-- start of Exercise material --

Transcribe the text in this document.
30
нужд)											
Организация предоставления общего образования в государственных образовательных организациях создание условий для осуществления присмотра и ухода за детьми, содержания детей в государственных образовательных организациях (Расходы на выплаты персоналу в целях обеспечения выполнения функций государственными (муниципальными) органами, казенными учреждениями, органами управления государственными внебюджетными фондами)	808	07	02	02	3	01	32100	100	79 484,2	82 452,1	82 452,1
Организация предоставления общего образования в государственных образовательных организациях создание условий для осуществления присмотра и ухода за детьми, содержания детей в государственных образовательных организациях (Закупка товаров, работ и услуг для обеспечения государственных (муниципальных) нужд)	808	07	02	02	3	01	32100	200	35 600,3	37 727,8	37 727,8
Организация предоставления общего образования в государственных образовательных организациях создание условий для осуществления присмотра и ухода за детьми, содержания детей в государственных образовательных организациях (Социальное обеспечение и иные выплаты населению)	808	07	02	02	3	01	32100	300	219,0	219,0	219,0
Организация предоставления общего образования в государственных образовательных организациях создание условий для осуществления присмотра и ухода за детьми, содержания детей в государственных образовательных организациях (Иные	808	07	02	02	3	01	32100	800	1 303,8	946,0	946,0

-- end of Exercise material --

» The problem
Reproduce each record exactly, leaving nothing out.

» Result of this exercise
Transcribe the text in this document.
30
нужд)											
Организация предоставления общего образования в государственных образовательных организациях создание условий для осуществления присмотра и ухода за детьми, содержания детей в государственных образовательных организациях (Расходы на выплаты персоналу в целях обеспечения выполнения функций государственными (муниципальными) органами, казенными учреждениями, органами управления государственными внебюджетными фондами)	808	07	02	02	3	01	32100	100	79 484,2	82 452,1	82 452,1
Организация предоставления общего образования в государственных образовательных организациях создание условий для осуществления присмотра и ухода за детьми, содержания детей в государственных образовательных организациях (Закупка товаров, работ и услуг для обеспечения государственных (муниципальных) нужд)	808	07	02	02	3	01	32100	200	35 600,3	37 727,8	37 727,8
Организация предоставления общего образования в государственных образовательных организациях создание условий для осуществления присмотра и ухода за детьми, содержания детей в государственных образовательных организациях (Социальное обеспечение и иные выплаты населению)	808	07	02	02	3	01	32100	300	219,0	219,0	219,0
Организация предоставления общего образования в государственных образовательных организациях создание условий для осуществления присмотра и ухода за детьми, содержания детей в государственных образовательных организациях (Иные	808	07	02	02	3	01	32100	800	1 303,8	946,0	946,0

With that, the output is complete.